Task instructions ▸ Below is a block of records. Copy every line in it that contains the word "text".

Dataset records ▸

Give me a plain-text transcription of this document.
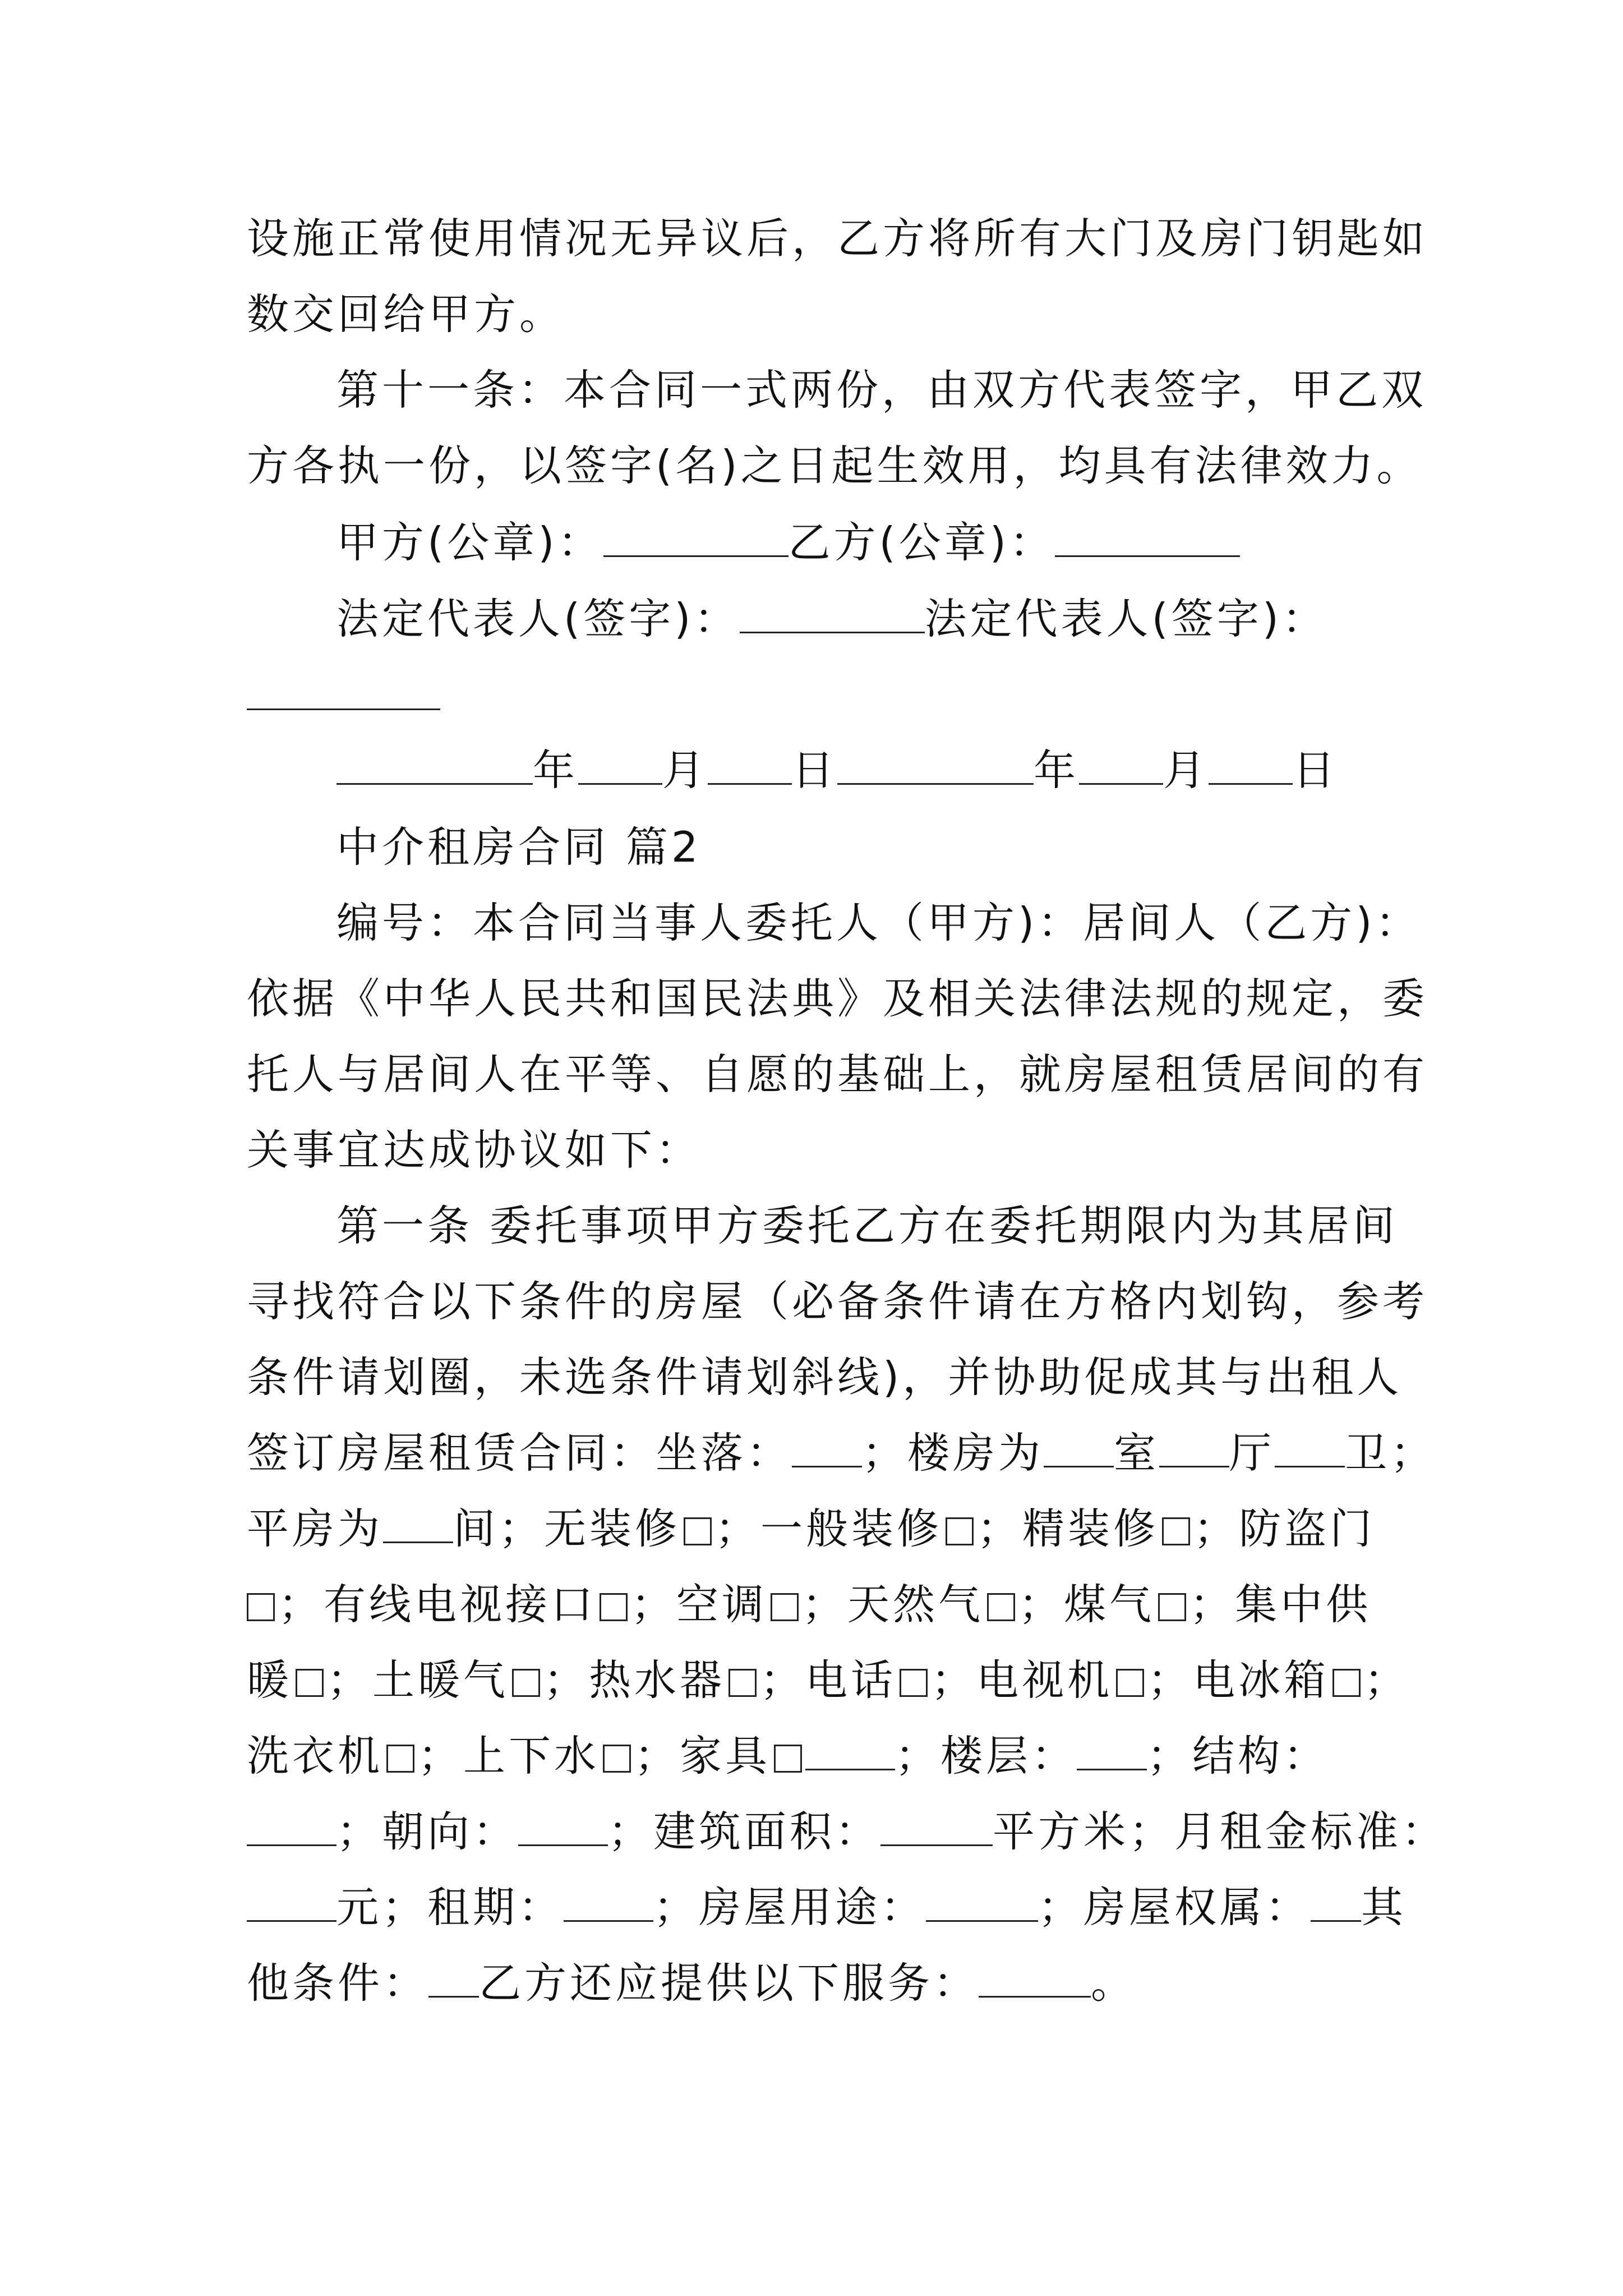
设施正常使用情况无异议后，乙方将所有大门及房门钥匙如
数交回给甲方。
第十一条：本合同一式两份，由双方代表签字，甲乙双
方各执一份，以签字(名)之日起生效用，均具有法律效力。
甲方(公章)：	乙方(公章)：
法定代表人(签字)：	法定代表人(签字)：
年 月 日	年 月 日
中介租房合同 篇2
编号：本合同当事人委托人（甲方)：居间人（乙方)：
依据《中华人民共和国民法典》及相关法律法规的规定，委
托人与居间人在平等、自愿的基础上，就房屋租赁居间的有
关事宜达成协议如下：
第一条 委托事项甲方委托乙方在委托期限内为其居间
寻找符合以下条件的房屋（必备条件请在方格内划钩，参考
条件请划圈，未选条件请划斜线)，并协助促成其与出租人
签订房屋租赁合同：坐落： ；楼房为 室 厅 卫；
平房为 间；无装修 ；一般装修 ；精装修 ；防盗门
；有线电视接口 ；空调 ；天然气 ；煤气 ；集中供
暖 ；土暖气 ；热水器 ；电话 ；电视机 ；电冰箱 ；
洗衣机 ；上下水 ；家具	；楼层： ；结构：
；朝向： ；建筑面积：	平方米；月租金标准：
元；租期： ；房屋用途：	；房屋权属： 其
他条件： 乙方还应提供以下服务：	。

--

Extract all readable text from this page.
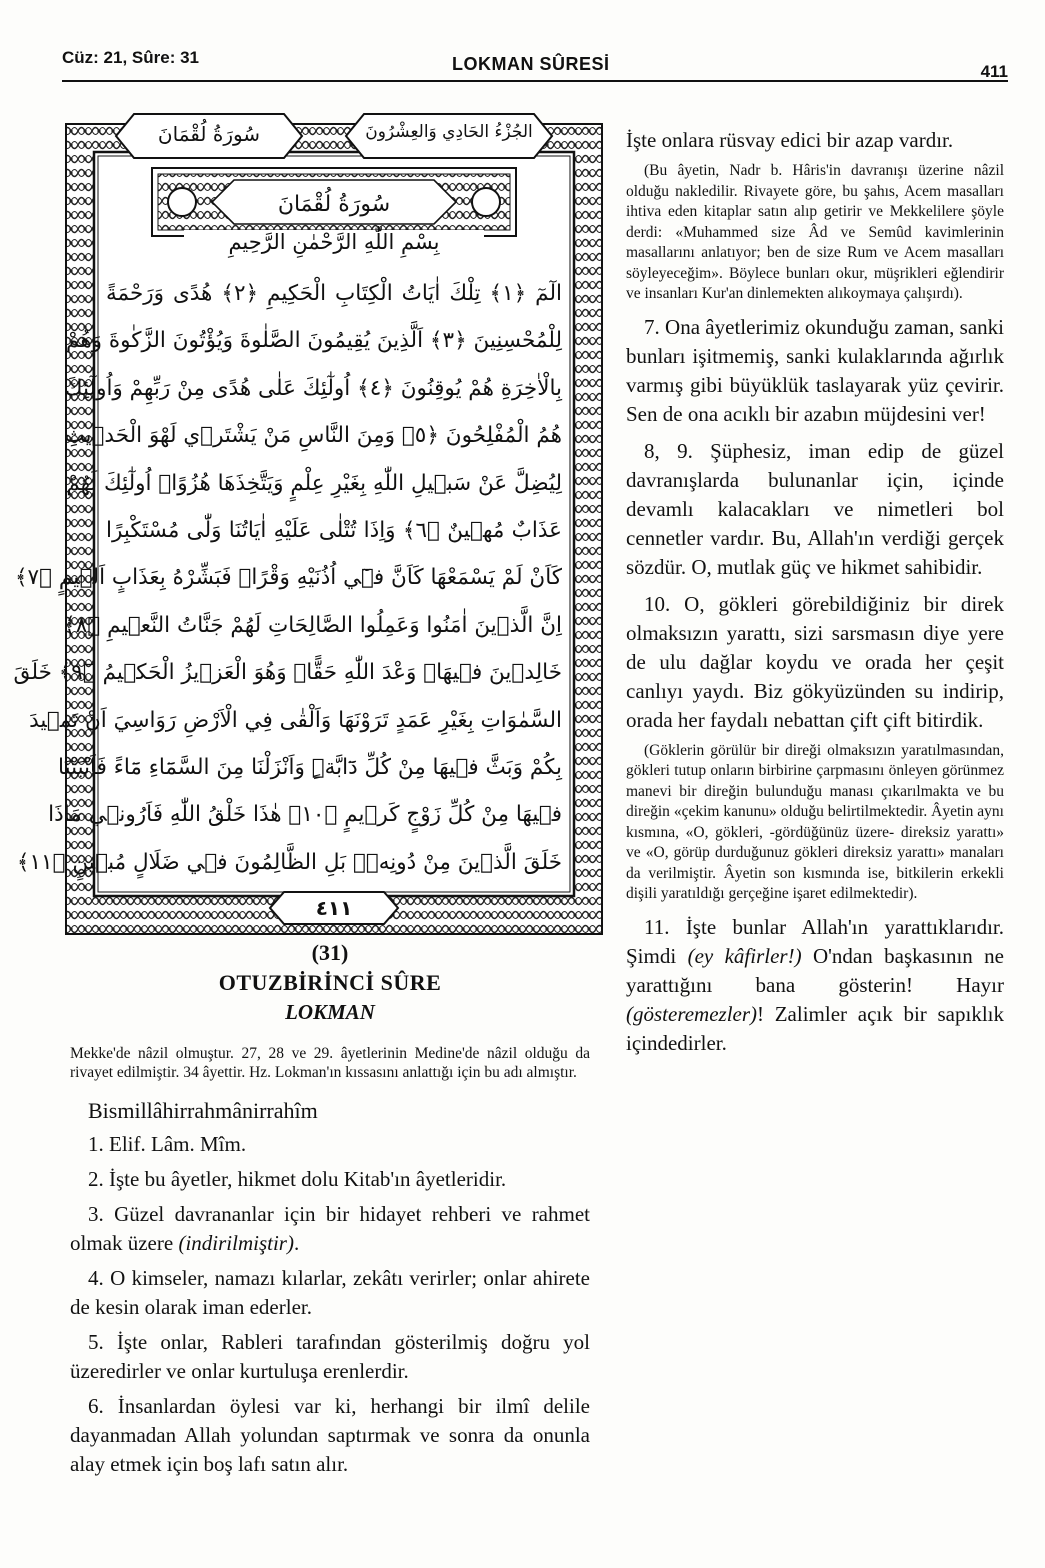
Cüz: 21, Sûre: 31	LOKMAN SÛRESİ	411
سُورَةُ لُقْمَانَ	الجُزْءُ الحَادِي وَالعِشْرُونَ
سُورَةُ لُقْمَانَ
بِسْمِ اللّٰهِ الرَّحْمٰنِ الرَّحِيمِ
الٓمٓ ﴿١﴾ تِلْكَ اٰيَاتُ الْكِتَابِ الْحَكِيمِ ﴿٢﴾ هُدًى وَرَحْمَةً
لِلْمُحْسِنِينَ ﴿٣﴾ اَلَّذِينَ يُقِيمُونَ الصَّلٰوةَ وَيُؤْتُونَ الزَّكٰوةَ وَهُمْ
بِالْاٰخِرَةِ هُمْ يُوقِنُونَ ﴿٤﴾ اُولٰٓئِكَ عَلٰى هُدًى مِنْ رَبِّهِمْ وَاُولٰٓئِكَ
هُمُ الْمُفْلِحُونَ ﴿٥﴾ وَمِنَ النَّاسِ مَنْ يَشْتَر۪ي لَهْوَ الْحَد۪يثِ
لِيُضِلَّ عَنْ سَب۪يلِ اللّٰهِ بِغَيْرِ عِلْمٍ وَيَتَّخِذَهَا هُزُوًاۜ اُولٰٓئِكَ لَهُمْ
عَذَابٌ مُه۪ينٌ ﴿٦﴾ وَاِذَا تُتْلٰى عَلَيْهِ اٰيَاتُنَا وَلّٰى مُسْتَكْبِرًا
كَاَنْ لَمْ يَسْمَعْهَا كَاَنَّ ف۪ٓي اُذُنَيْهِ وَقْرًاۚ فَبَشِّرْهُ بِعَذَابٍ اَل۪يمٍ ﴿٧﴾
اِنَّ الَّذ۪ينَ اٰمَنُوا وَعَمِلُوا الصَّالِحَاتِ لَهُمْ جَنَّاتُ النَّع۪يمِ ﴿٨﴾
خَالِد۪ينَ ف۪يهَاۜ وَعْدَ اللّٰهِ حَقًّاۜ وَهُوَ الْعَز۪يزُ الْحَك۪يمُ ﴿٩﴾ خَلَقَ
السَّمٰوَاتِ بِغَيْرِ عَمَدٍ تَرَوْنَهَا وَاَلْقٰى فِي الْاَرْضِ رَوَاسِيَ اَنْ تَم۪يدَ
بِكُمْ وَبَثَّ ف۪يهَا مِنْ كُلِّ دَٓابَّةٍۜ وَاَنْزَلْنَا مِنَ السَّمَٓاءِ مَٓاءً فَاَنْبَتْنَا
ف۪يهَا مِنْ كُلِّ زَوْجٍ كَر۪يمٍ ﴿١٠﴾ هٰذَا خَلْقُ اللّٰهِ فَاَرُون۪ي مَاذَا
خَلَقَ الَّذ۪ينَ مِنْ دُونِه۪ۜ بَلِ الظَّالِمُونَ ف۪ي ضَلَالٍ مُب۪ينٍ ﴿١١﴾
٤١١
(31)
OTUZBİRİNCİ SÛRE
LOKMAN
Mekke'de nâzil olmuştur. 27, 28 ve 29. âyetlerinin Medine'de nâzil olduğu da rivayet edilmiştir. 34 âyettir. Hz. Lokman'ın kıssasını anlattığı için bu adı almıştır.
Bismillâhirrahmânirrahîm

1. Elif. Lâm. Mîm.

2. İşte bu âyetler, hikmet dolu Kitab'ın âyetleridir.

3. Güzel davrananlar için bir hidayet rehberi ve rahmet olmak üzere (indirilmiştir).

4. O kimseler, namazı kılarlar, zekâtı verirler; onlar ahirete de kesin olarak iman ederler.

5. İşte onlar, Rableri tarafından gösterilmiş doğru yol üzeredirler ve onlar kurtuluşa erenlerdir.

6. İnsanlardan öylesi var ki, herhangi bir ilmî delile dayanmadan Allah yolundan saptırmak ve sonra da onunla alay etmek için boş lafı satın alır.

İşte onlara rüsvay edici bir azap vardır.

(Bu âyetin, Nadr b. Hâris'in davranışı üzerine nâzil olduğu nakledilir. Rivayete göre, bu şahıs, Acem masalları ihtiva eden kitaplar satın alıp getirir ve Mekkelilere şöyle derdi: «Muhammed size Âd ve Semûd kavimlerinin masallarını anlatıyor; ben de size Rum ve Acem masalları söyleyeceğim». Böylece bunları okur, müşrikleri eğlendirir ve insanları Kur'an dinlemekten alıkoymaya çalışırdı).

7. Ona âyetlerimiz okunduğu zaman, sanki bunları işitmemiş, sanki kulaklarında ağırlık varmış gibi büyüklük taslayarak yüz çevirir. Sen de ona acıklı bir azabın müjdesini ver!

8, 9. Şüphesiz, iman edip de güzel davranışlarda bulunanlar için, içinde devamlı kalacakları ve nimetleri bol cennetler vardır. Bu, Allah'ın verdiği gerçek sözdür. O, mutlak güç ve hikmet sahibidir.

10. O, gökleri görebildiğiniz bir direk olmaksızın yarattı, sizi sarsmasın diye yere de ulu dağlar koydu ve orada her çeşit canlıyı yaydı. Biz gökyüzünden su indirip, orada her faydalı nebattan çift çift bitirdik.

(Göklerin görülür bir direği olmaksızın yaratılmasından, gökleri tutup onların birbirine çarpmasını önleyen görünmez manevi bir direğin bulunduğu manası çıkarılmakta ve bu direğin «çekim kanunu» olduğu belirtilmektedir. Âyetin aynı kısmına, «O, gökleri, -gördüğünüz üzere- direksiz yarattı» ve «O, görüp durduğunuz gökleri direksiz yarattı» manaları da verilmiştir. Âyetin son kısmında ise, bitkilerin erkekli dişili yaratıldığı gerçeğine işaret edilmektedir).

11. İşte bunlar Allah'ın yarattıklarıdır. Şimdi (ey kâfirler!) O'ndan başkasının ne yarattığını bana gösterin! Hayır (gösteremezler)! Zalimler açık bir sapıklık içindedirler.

Response below ▸
Give me a plain-text transcription of this document.
Extract all readable text from this page.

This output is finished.